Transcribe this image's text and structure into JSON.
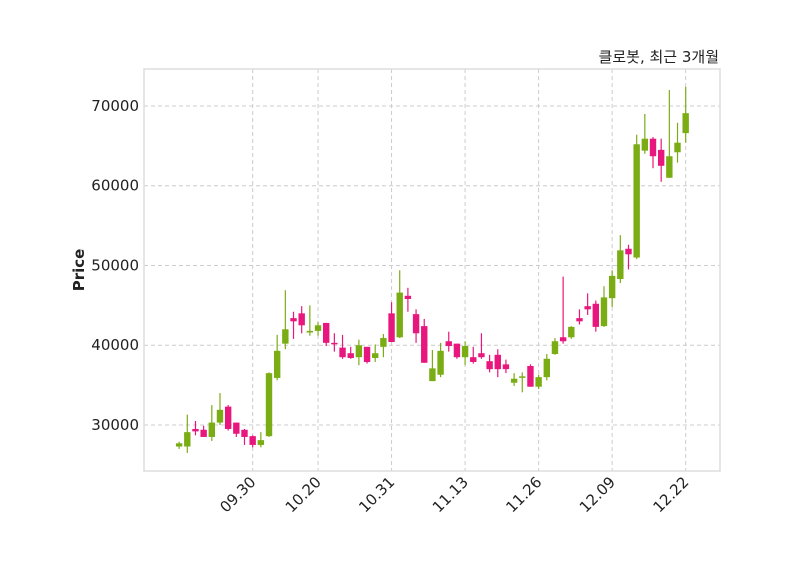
{
  "chart_data": {
    "type": "candlestick",
    "title": "클로봇, 최근 3개월",
    "xlabel": "",
    "ylabel": "Price",
    "ylim": [
      24230,
      74640
    ],
    "xlim": [
      -4.3,
      66.2
    ],
    "grid": true,
    "yticks": [
      30000,
      40000,
      50000,
      60000,
      70000
    ],
    "xticks": [
      {
        "index": 9,
        "label": "09.30"
      },
      {
        "index": 17,
        "label": "10.20"
      },
      {
        "index": 26,
        "label": "10.31"
      },
      {
        "index": 35,
        "label": "11.13"
      },
      {
        "index": 44,
        "label": "11.26"
      },
      {
        "index": 53,
        "label": "12.09"
      },
      {
        "index": 62,
        "label": "12.22"
      }
    ],
    "colors": {
      "up": "#7aac14",
      "down": "#e8177d",
      "grid": "#cccccc",
      "frame": "#dddddd"
    },
    "candles_ohlc": [
      [
        27300,
        27900,
        27000,
        27700
      ],
      [
        27300,
        31300,
        26500,
        29100
      ],
      [
        29500,
        30500,
        28700,
        29200
      ],
      [
        29400,
        29900,
        28500,
        28500
      ],
      [
        28500,
        32500,
        28000,
        30300
      ],
      [
        30300,
        34000,
        30000,
        31900
      ],
      [
        32300,
        32500,
        29300,
        29500
      ],
      [
        30300,
        30300,
        28500,
        28900
      ],
      [
        29400,
        29500,
        27500,
        28500
      ],
      [
        28600,
        28700,
        27200,
        27500
      ],
      [
        27500,
        29100,
        27200,
        28100
      ],
      [
        28600,
        36600,
        28500,
        36500
      ],
      [
        35900,
        41300,
        35600,
        39300
      ],
      [
        40200,
        46900,
        39500,
        42000
      ],
      [
        43400,
        44200,
        40800,
        43000
      ],
      [
        44000,
        44900,
        41500,
        42500
      ],
      [
        41600,
        45000,
        41200,
        41800
      ],
      [
        41800,
        42900,
        41200,
        42500
      ],
      [
        42800,
        42800,
        39900,
        40300
      ],
      [
        40300,
        41500,
        39200,
        40200
      ],
      [
        39700,
        41300,
        38300,
        38500
      ],
      [
        39000,
        39800,
        38300,
        38400
      ],
      [
        38500,
        40700,
        37500,
        40000
      ],
      [
        39800,
        39800,
        37700,
        37900
      ],
      [
        38400,
        40100,
        37900,
        39000
      ],
      [
        39800,
        41400,
        38500,
        40900
      ],
      [
        44000,
        45400,
        40400,
        40400
      ],
      [
        41000,
        49400,
        40900,
        46600
      ],
      [
        46200,
        47200,
        44200,
        45800
      ],
      [
        43900,
        44500,
        40300,
        41500
      ],
      [
        42400,
        43300,
        37800,
        37800
      ],
      [
        35500,
        39400,
        35500,
        37100
      ],
      [
        36300,
        40300,
        36000,
        39300
      ],
      [
        40500,
        41700,
        39200,
        39900
      ],
      [
        40200,
        40200,
        38300,
        38500
      ],
      [
        38500,
        40500,
        37500,
        39900
      ],
      [
        38500,
        39800,
        37700,
        37900
      ],
      [
        39000,
        41500,
        38300,
        38500
      ],
      [
        38000,
        38800,
        36600,
        37000
      ],
      [
        38800,
        39500,
        36000,
        37000
      ],
      [
        37600,
        38200,
        36500,
        37000
      ],
      [
        35300,
        36500,
        34900,
        35800
      ],
      [
        36000,
        36600,
        34100,
        36100
      ],
      [
        37400,
        37600,
        34800,
        34800
      ],
      [
        34800,
        36300,
        34500,
        36000
      ],
      [
        36000,
        38900,
        35600,
        38300
      ],
      [
        38900,
        40900,
        38800,
        40500
      ],
      [
        41000,
        48600,
        40200,
        40500
      ],
      [
        41000,
        42400,
        40800,
        42300
      ],
      [
        43400,
        44500,
        42600,
        43000
      ],
      [
        44900,
        46500,
        43800,
        44500
      ],
      [
        45200,
        45600,
        41700,
        42300
      ],
      [
        42400,
        47400,
        42300,
        46000
      ],
      [
        45900,
        49400,
        44800,
        48700
      ],
      [
        48300,
        53800,
        47800,
        51900
      ],
      [
        52100,
        52600,
        49500,
        51400
      ],
      [
        51000,
        66400,
        50800,
        65200
      ],
      [
        64400,
        69000,
        64000,
        65900
      ],
      [
        65900,
        66100,
        62200,
        63700
      ],
      [
        64500,
        65900,
        60500,
        62500
      ],
      [
        61000,
        72000,
        61000,
        63700
      ],
      [
        64200,
        67900,
        62900,
        65400
      ],
      [
        66600,
        72400,
        65400,
        69100
      ]
    ]
  }
}
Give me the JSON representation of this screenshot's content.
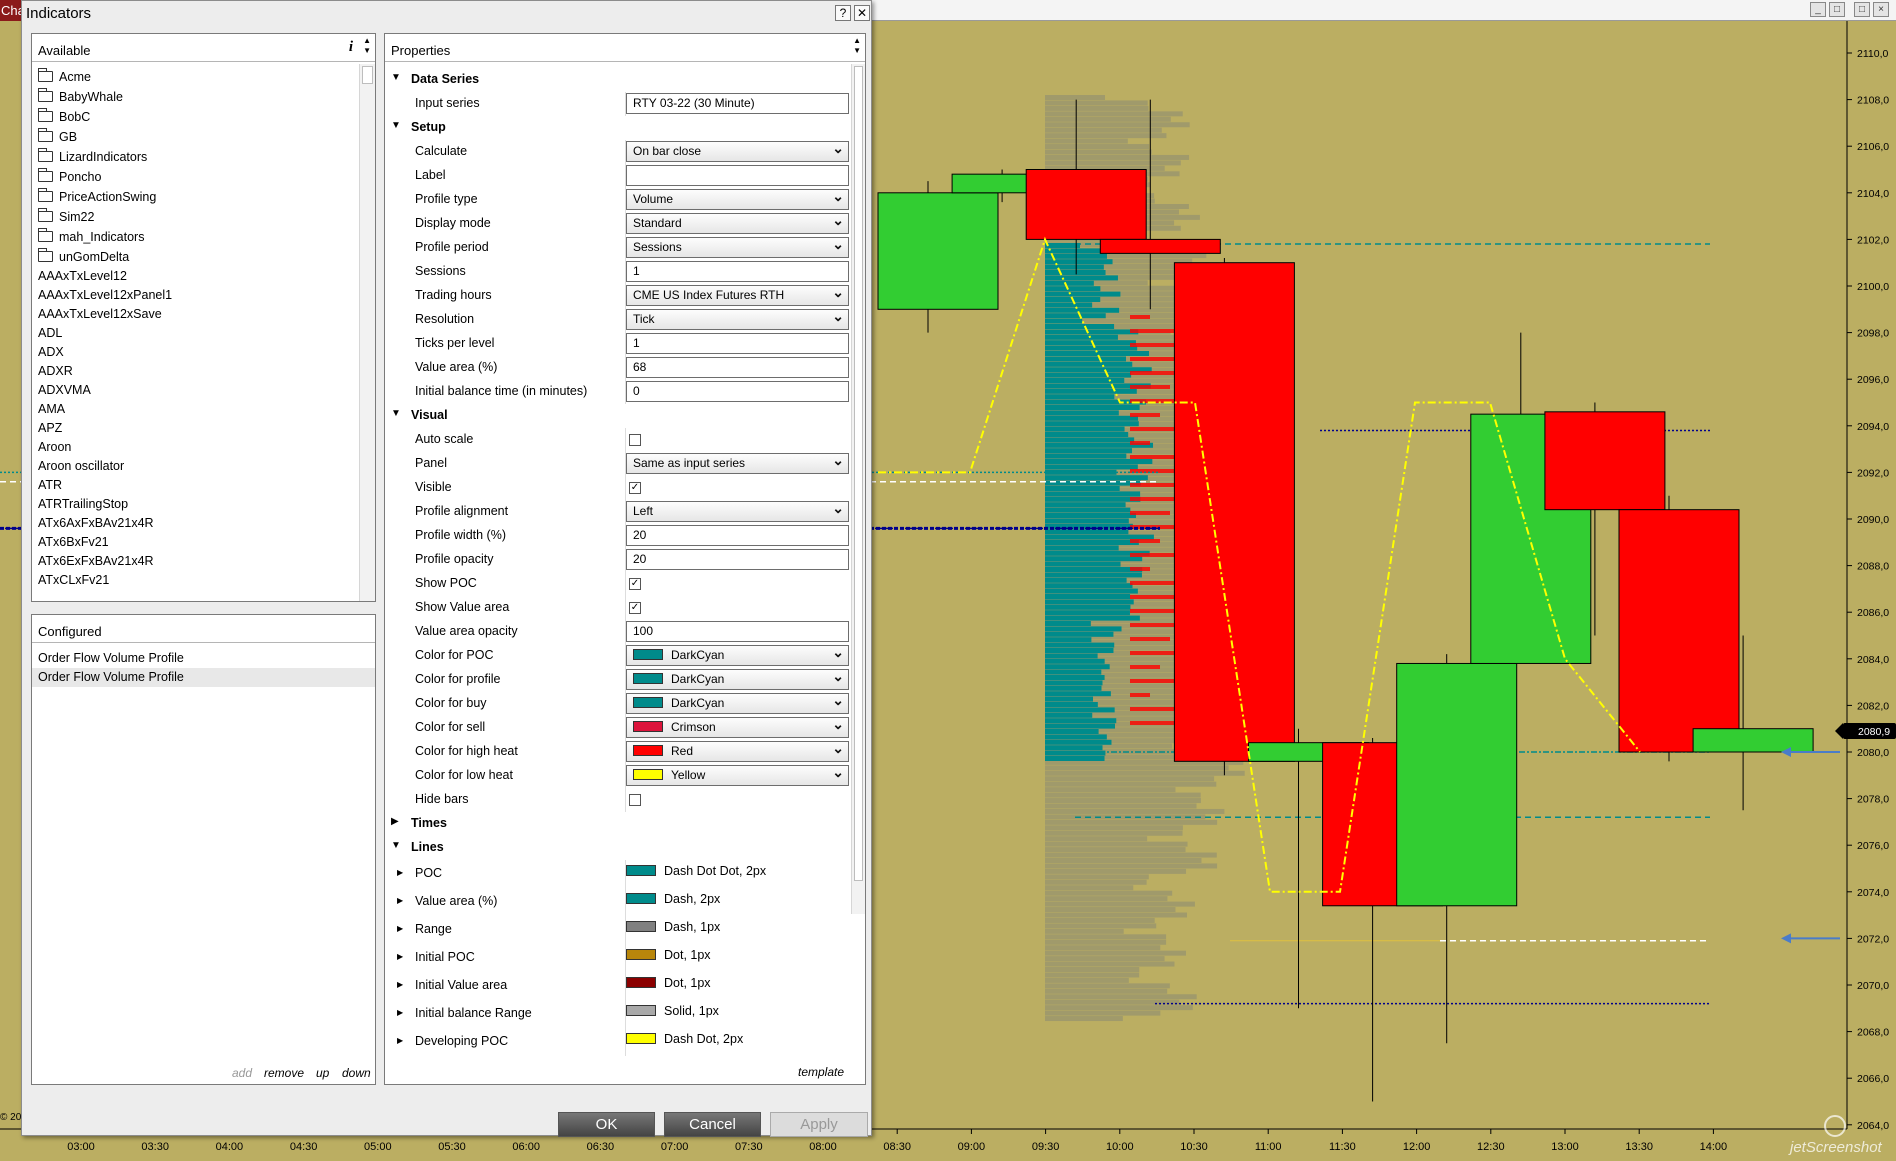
{
  "chart": {
    "tab_label": "Char",
    "window_buttons": [
      "_",
      "□",
      "□",
      "×"
    ],
    "price_labels": [
      "2110,0",
      "2108,0",
      "2106,0",
      "2104,0",
      "2102,0",
      "2100,0",
      "2098,0",
      "2096,0",
      "2094,0",
      "2092,0",
      "2090,0",
      "2088,0",
      "2086,0",
      "2084,0",
      "2082,0",
      "2080,0",
      "2078,0",
      "2076,0",
      "2074,0",
      "2072,0",
      "2070,0",
      "2068,0",
      "2066,0",
      "2064,0"
    ],
    "current_price": "2080,9",
    "time_labels": [
      "03:00",
      "03:30",
      "04:00",
      "04:30",
      "05:00",
      "05:30",
      "06:00",
      "06:30",
      "07:00",
      "07:30",
      "08:00",
      "08:30",
      "09:00",
      "09:30",
      "10:00",
      "10:30",
      "11:00",
      "11:30",
      "12:00",
      "12:30",
      "13:00",
      "13:30",
      "14:00"
    ],
    "copyright": "© 20",
    "watermark": "jetScreenshot",
    "colors": {
      "background": "#bbae62",
      "up": "#32cd32",
      "down": "#ff0000",
      "profile": "#008b8b",
      "yellow_line": "#ffff00"
    },
    "candles": [
      {
        "time": "08:30",
        "open": 2099.0,
        "close": 2104.0,
        "high": 2104.5,
        "low": 2098.0
      },
      {
        "time": "09:00",
        "open": 2104.0,
        "close": 2104.8,
        "high": 2105.0,
        "low": 2103.6
      },
      {
        "time": "09:30",
        "open": 2105.0,
        "close": 2102.0,
        "high": 2108.0,
        "low": 2100.5
      },
      {
        "time": "10:00",
        "open": 2102.0,
        "close": 2101.4,
        "high": 2108.0,
        "low": 2099.0
      },
      {
        "time": "10:30",
        "open": 2101.0,
        "close": 2079.6,
        "high": 2101.2,
        "low": 2079.0
      },
      {
        "time": "11:00",
        "open": 2079.6,
        "close": 2080.4,
        "high": 2081.0,
        "low": 2069.0
      },
      {
        "time": "11:30",
        "open": 2080.4,
        "close": 2073.4,
        "high": 2080.6,
        "low": 2065.0
      },
      {
        "time": "12:00",
        "open": 2073.4,
        "close": 2083.8,
        "high": 2084.2,
        "low": 2067.5
      },
      {
        "time": "12:30",
        "open": 2083.8,
        "close": 2094.5,
        "high": 2098.0,
        "low": 2083.8
      },
      {
        "time": "13:00",
        "open": 2094.6,
        "close": 2090.4,
        "high": 2095.0,
        "low": 2085.0
      },
      {
        "time": "13:30",
        "open": 2090.4,
        "close": 2080.0,
        "high": 2091.0,
        "low": 2079.6
      },
      {
        "time": "14:00",
        "open": 2080.0,
        "close": 2081.0,
        "high": 2085.0,
        "low": 2077.5
      }
    ]
  },
  "dialog": {
    "title": "Indicators",
    "help_btn": "?",
    "close_btn": "✕",
    "available": {
      "header": "Available",
      "info_icon": "i",
      "folders": [
        "Acme",
        "BabyWhale",
        "BobC",
        "GB",
        "LizardIndicators",
        "Poncho",
        "PriceActionSwing",
        "Sim22",
        "mah_Indicators",
        "unGomDelta"
      ],
      "items": [
        "AAAxTxLevel12",
        "AAAxTxLevel12xPanel1",
        "AAAxTxLevel12xSave",
        "ADL",
        "ADX",
        "ADXR",
        "ADXVMA",
        "AMA",
        "APZ",
        "Aroon",
        "Aroon oscillator",
        "ATR",
        "ATRTrailingStop",
        "ATx6AxFxBAv21x4R",
        "ATx6BxFv21",
        "ATx6ExFxBAv21x4R",
        "ATxCLxFv21"
      ]
    },
    "configured": {
      "header": "Configured",
      "items": [
        "Order Flow Volume Profile",
        "Order Flow Volume Profile"
      ],
      "add": "add",
      "remove": "remove",
      "up": "up",
      "down": "down"
    },
    "properties": {
      "header": "Properties",
      "template": "template",
      "rows": [
        {
          "type": "cat",
          "label": "Data Series",
          "open": true
        },
        {
          "type": "text",
          "label": "Input series",
          "value": "RTY 03-22 (30 Minute)"
        },
        {
          "type": "cat",
          "label": "Setup",
          "open": true
        },
        {
          "type": "dd",
          "label": "Calculate",
          "value": "On bar close"
        },
        {
          "type": "text",
          "label": "Label",
          "value": ""
        },
        {
          "type": "dd",
          "label": "Profile type",
          "value": "Volume"
        },
        {
          "type": "dd",
          "label": "Display mode",
          "value": "Standard"
        },
        {
          "type": "dd",
          "label": "Profile period",
          "value": "Sessions"
        },
        {
          "type": "text",
          "label": "Sessions",
          "value": "1"
        },
        {
          "type": "dd",
          "label": "Trading hours",
          "value": "CME US Index Futures RTH"
        },
        {
          "type": "dd",
          "label": "Resolution",
          "value": "Tick"
        },
        {
          "type": "text",
          "label": "Ticks per level",
          "value": "1"
        },
        {
          "type": "text",
          "label": "Value area (%)",
          "value": "68"
        },
        {
          "type": "text",
          "label": "Initial balance time (in minutes)",
          "value": "0"
        },
        {
          "type": "cat",
          "label": "Visual",
          "open": true
        },
        {
          "type": "check",
          "label": "Auto scale",
          "checked": false
        },
        {
          "type": "dd",
          "label": "Panel",
          "value": "Same as input series"
        },
        {
          "type": "check",
          "label": "Visible",
          "checked": true
        },
        {
          "type": "dd",
          "label": "Profile alignment",
          "value": "Left"
        },
        {
          "type": "text",
          "label": "Profile width (%)",
          "value": "20"
        },
        {
          "type": "text",
          "label": "Profile opacity",
          "value": "20"
        },
        {
          "type": "check",
          "label": "Show POC",
          "checked": true
        },
        {
          "type": "check",
          "label": "Show Value area",
          "checked": true
        },
        {
          "type": "text",
          "label": "Value area opacity",
          "value": "100"
        },
        {
          "type": "color",
          "label": "Color for POC",
          "value": "DarkCyan",
          "color": "#008b8b"
        },
        {
          "type": "color",
          "label": "Color for profile",
          "value": "DarkCyan",
          "color": "#008b8b"
        },
        {
          "type": "color",
          "label": "Color for buy",
          "value": "DarkCyan",
          "color": "#008b8b"
        },
        {
          "type": "color",
          "label": "Color for sell",
          "value": "Crimson",
          "color": "#dc143c"
        },
        {
          "type": "color",
          "label": "Color for high heat",
          "value": "Red",
          "color": "#ff0000"
        },
        {
          "type": "color",
          "label": "Color for low heat",
          "value": "Yellow",
          "color": "#ffff00"
        },
        {
          "type": "check",
          "label": "Hide bars",
          "checked": false
        },
        {
          "type": "cat",
          "label": "Times",
          "open": false
        },
        {
          "type": "cat",
          "label": "Lines",
          "open": true
        },
        {
          "type": "line",
          "label": "POC",
          "value": "Dash Dot Dot, 2px",
          "color": "#008b8b"
        },
        {
          "type": "line",
          "label": "Value area (%)",
          "value": "Dash, 2px",
          "color": "#008b8b"
        },
        {
          "type": "line",
          "label": "Range",
          "value": "Dash, 1px",
          "color": "#808080"
        },
        {
          "type": "line",
          "label": "Initial POC",
          "value": "Dot, 1px",
          "color": "#b8860b"
        },
        {
          "type": "line",
          "label": "Initial Value area",
          "value": "Dot, 1px",
          "color": "#8b0000"
        },
        {
          "type": "line",
          "label": "Initial balance Range",
          "value": "Solid, 1px",
          "color": "#a9a9a9"
        },
        {
          "type": "line",
          "label": "Developing POC",
          "value": "Dash Dot, 2px",
          "color": "#ffff00"
        }
      ]
    },
    "buttons": {
      "ok": "OK",
      "cancel": "Cancel",
      "apply": "Apply"
    }
  }
}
--------
Copy out each line of the records that holds the string "header".

Task answer:
      "header": "Available",
      "header": "Configured",
      "header": "Properties",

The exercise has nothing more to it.